The exercise: Search the records below for the word "πρὸς". Pull out each line that has it.

Exercise data:

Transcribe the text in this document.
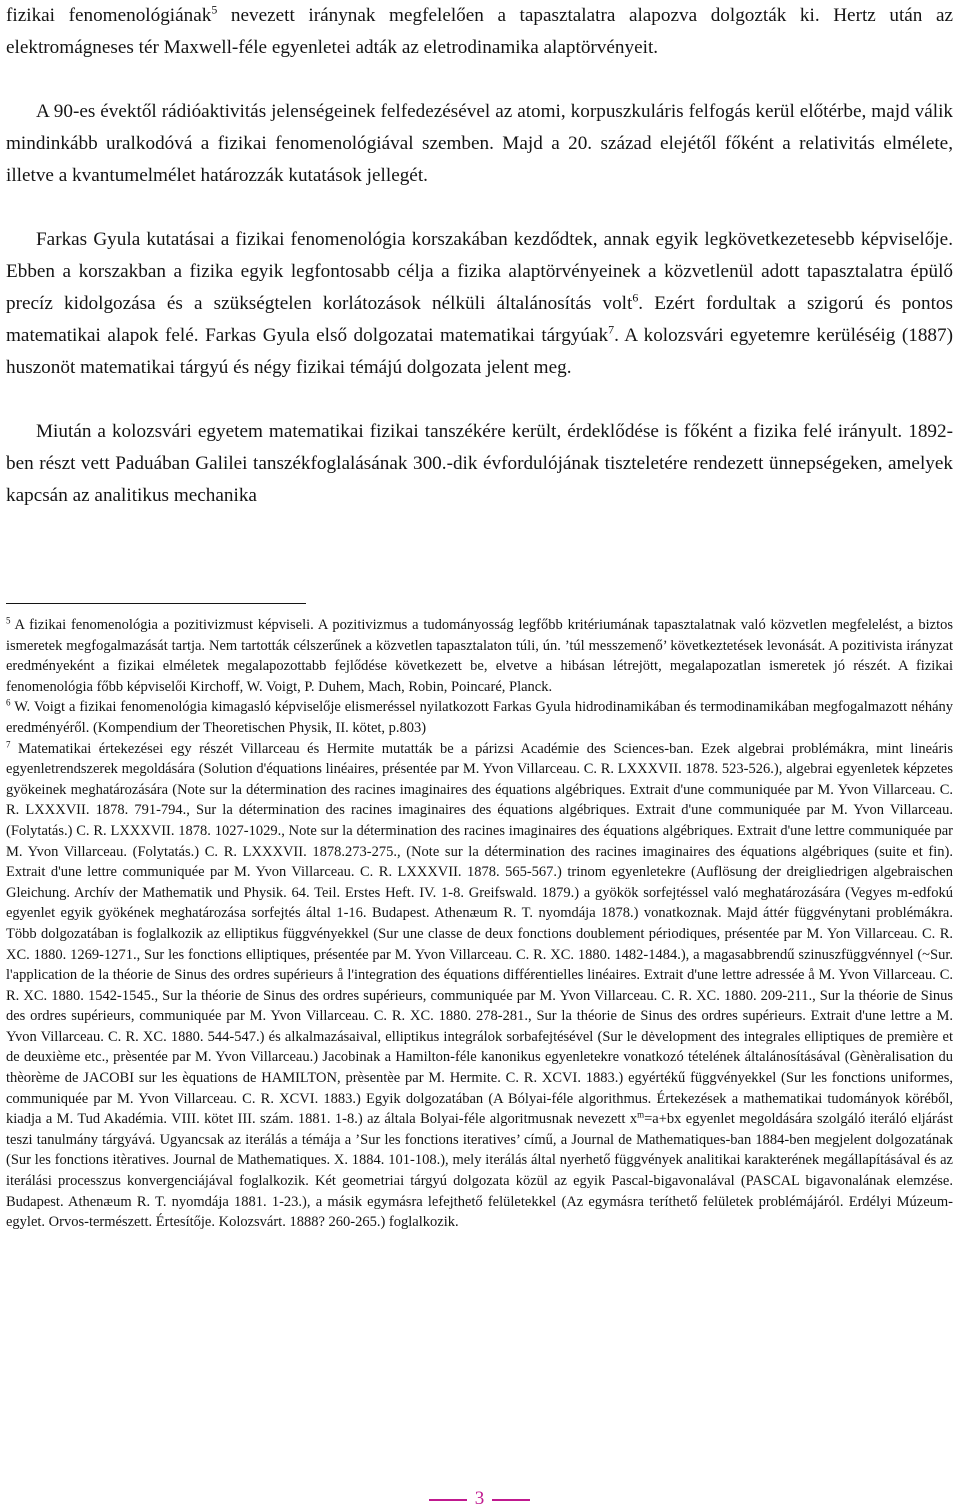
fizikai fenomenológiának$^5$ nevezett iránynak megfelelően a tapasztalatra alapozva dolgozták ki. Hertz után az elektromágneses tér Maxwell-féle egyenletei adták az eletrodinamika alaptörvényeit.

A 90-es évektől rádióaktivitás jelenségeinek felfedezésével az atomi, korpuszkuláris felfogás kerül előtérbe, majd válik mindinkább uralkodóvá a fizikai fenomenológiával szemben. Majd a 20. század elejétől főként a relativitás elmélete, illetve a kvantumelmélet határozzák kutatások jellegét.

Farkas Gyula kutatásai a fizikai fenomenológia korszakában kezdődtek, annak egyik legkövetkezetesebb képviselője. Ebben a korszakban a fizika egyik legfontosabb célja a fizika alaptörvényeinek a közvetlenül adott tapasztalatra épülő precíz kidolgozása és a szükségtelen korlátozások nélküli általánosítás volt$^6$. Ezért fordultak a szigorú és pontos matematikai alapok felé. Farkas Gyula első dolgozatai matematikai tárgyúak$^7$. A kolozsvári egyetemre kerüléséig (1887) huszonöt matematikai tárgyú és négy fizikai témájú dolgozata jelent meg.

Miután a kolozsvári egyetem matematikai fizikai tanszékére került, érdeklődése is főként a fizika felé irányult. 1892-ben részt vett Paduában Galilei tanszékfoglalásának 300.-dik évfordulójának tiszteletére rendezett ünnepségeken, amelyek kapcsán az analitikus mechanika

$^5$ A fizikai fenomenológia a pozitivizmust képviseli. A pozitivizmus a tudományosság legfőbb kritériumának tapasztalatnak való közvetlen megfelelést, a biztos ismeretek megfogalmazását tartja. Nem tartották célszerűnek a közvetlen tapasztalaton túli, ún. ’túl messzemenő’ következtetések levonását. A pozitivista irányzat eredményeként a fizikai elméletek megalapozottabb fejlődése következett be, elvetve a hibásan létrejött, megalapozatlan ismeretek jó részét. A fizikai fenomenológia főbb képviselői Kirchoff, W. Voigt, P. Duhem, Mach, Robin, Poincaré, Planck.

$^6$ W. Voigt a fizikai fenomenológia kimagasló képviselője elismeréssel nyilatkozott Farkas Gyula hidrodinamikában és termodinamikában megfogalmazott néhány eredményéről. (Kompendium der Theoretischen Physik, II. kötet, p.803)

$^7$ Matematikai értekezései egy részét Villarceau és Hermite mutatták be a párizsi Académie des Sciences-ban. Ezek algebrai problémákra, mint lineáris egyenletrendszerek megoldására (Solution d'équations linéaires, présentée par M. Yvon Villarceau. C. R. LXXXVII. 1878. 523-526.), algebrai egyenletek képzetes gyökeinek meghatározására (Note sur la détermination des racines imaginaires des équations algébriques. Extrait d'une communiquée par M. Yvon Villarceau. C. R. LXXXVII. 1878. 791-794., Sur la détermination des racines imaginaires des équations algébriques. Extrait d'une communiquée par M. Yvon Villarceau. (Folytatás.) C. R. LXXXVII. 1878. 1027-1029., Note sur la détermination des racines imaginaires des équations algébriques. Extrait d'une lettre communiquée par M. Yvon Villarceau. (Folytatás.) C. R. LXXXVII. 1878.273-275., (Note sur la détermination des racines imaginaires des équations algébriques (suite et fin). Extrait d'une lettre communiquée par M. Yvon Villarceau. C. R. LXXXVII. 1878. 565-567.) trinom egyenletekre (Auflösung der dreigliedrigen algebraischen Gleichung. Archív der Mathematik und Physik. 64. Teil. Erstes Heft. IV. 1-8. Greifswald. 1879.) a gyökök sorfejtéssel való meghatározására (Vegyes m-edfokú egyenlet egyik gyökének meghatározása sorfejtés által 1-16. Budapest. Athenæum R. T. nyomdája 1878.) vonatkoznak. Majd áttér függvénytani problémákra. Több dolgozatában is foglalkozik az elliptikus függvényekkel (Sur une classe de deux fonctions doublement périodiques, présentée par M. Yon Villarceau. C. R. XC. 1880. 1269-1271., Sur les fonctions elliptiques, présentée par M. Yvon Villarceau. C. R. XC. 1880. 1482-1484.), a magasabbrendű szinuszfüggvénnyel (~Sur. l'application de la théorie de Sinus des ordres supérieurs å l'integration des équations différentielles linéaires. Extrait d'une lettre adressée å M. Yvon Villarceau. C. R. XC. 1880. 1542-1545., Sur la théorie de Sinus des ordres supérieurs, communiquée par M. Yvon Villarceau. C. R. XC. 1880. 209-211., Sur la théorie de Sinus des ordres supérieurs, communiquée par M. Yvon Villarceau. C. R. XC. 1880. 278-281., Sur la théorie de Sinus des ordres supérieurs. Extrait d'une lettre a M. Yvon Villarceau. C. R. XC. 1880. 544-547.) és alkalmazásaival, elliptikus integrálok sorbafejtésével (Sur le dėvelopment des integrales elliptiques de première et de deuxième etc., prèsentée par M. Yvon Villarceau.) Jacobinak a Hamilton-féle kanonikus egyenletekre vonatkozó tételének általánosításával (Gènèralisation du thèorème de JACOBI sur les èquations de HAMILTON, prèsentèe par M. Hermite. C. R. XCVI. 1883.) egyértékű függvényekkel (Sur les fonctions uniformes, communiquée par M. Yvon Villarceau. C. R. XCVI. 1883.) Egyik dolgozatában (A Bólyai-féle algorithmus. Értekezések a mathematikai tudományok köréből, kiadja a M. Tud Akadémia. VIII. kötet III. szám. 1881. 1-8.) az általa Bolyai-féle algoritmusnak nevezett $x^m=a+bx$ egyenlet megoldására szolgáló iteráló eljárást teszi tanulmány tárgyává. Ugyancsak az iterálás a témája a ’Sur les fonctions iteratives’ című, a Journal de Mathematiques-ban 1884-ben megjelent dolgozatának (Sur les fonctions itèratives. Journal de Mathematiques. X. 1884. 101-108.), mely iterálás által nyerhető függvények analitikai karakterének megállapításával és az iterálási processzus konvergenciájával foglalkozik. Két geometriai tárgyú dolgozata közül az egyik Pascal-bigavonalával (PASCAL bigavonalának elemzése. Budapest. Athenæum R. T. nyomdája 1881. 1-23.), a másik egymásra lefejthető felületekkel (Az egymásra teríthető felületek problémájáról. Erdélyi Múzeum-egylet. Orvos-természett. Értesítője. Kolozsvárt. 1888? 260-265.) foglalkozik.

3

--

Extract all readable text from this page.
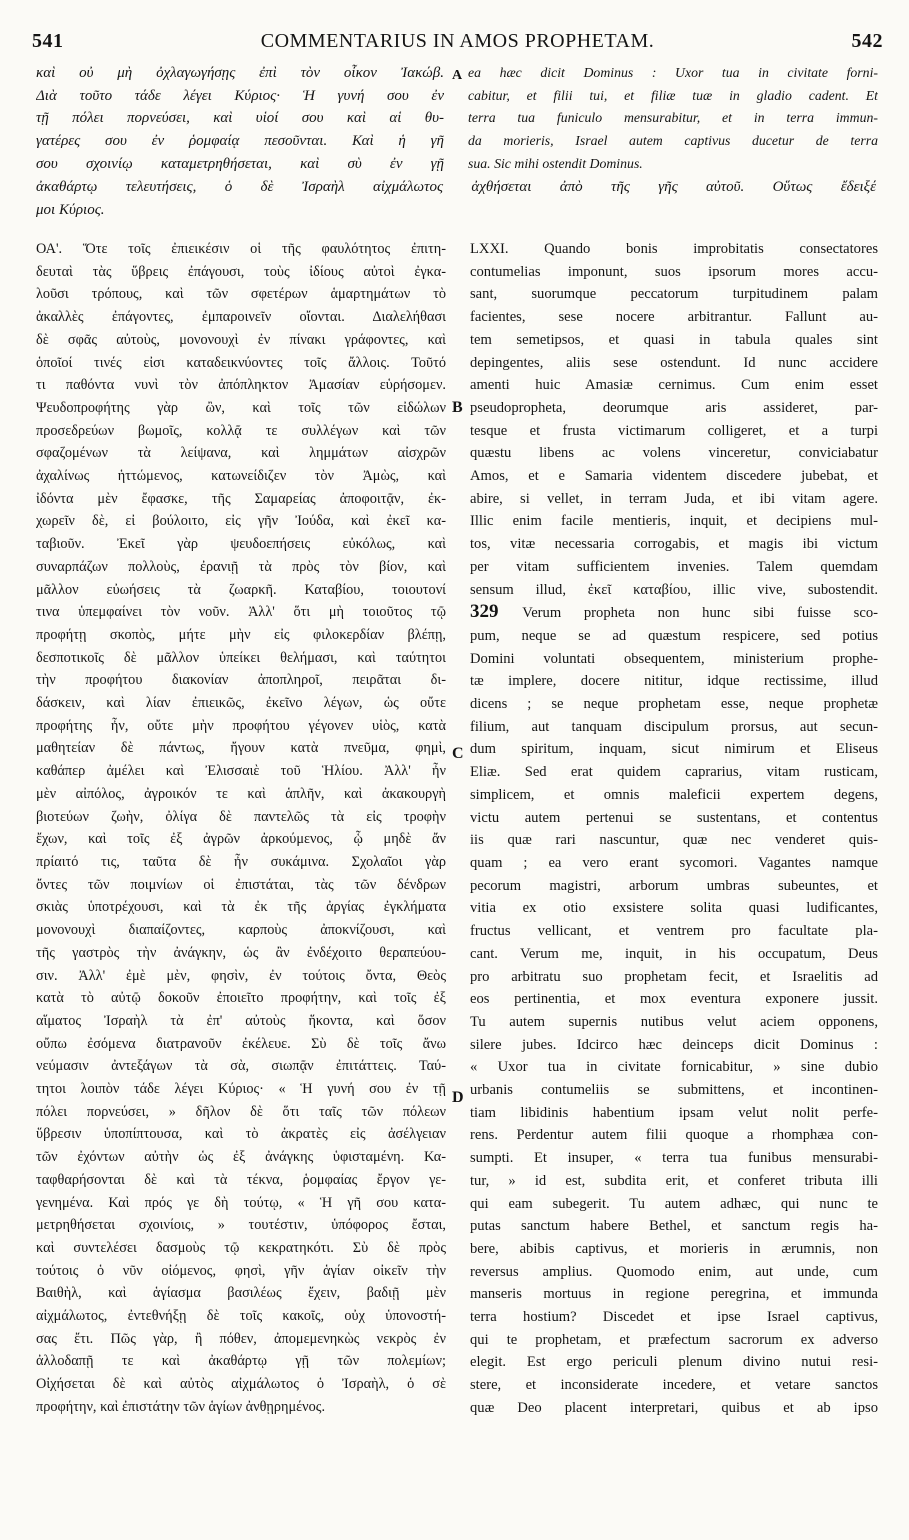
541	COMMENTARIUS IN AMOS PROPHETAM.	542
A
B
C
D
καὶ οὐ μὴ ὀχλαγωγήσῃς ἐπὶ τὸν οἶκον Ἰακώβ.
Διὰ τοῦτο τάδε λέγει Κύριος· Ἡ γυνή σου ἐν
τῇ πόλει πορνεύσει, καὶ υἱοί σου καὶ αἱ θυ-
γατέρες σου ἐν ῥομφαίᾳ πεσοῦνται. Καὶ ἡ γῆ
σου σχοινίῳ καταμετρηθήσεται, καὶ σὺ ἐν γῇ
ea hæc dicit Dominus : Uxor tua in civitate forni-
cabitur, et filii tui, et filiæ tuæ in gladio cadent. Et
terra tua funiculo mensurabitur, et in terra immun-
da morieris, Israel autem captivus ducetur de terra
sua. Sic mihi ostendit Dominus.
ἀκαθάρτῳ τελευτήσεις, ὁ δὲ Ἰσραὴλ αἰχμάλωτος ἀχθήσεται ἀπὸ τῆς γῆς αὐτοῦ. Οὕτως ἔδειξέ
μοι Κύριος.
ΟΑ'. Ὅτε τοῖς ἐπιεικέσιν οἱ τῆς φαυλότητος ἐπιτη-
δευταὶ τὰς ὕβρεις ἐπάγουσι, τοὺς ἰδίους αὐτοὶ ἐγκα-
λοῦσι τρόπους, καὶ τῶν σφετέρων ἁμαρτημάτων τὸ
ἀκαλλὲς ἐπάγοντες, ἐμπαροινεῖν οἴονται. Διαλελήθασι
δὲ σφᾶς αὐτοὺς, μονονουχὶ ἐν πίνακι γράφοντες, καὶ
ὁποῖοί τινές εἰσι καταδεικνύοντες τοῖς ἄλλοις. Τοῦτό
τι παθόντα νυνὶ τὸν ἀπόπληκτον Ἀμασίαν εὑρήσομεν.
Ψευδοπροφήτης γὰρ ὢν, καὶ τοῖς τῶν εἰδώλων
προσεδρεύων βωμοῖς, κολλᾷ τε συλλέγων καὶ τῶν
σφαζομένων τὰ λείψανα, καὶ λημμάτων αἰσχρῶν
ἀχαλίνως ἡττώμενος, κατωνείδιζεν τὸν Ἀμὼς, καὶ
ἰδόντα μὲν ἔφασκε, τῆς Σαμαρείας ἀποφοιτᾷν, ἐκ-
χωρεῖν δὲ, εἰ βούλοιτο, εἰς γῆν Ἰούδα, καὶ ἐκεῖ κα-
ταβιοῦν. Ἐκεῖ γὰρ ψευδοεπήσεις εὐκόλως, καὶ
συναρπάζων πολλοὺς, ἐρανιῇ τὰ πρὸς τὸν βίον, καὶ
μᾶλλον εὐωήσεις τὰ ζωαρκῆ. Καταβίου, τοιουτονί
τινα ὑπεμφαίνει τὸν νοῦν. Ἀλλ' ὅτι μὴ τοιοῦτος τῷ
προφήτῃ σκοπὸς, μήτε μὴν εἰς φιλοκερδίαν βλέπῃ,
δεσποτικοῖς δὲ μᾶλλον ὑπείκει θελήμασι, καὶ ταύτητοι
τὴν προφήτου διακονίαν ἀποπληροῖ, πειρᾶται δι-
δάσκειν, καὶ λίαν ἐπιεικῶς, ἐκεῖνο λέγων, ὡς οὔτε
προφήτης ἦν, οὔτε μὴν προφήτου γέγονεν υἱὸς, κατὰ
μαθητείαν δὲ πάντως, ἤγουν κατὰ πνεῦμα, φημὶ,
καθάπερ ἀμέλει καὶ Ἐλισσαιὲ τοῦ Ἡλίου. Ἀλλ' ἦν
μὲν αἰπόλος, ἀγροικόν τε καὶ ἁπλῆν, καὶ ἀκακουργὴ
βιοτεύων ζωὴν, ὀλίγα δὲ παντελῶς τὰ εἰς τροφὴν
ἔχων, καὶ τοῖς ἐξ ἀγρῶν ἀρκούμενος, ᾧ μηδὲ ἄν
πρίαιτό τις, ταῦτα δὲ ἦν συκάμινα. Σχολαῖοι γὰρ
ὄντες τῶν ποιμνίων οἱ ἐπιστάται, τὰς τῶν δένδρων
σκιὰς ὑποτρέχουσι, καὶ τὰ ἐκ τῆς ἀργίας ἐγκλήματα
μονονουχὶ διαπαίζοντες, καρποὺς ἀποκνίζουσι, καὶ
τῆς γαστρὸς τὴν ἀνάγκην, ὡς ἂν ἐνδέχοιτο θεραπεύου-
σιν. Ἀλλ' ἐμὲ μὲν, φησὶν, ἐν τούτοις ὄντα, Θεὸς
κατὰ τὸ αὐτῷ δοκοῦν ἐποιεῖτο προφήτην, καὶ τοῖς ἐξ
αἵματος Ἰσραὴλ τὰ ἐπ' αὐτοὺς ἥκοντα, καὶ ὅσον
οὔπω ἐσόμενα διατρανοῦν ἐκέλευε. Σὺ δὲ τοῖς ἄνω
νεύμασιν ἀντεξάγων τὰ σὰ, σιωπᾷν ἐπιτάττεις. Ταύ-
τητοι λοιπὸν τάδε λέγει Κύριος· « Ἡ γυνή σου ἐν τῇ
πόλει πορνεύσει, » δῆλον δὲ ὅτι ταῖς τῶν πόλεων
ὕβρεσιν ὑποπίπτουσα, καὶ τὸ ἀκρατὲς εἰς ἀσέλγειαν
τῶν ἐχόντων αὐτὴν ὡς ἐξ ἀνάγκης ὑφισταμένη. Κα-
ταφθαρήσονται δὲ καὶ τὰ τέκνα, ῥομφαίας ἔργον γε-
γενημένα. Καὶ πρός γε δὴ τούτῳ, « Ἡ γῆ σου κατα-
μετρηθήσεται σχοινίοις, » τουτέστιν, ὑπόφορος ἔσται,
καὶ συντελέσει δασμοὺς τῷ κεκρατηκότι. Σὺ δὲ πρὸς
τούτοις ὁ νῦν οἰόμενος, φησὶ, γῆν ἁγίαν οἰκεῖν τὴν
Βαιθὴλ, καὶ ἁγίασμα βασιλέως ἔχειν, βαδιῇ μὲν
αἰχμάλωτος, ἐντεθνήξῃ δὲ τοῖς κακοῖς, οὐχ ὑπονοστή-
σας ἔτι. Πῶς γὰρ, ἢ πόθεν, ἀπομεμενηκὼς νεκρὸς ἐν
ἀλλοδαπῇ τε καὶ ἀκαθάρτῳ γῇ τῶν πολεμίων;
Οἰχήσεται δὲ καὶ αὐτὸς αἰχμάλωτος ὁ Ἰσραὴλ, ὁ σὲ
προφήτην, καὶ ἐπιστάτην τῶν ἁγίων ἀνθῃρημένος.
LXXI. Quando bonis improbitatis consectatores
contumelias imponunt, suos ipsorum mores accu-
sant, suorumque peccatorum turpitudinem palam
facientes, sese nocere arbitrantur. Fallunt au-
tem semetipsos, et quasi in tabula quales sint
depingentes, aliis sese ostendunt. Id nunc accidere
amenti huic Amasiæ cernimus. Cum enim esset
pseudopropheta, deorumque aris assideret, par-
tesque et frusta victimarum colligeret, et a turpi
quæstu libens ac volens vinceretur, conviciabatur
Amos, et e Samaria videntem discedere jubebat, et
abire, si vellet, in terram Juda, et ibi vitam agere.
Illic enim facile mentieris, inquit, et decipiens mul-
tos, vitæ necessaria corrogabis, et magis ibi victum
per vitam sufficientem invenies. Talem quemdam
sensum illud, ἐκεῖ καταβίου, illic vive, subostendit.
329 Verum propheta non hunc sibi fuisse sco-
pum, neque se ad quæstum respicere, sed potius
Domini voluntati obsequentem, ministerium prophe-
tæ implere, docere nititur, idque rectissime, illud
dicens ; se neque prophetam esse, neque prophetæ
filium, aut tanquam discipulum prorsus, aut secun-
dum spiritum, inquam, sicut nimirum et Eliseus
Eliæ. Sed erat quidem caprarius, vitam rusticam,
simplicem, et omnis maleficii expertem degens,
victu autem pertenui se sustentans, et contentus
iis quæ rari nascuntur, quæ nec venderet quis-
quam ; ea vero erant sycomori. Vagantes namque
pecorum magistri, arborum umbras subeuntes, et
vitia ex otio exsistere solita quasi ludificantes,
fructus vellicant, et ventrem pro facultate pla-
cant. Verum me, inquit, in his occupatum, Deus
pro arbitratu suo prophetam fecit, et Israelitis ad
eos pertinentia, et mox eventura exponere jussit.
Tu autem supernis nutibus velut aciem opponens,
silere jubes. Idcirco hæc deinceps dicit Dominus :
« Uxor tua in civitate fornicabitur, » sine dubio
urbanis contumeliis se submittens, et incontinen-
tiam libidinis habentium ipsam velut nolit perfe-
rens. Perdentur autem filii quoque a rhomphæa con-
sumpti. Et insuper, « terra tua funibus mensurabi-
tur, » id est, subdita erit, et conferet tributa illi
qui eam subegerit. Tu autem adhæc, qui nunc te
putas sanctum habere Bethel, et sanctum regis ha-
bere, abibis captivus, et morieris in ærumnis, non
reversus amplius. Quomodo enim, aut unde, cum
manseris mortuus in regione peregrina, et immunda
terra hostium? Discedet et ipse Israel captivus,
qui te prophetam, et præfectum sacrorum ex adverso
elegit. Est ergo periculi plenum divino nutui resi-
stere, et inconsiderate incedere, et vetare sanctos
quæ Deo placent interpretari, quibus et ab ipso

Expected answer:
συναρπάζων πολλοὺς, ἐρανιῇ τὰ πρὸς τὸν βίον, καὶ
καὶ συντελέσει δασμοὺς τῷ κεκρατηκότι. Σὺ δὲ πρὸς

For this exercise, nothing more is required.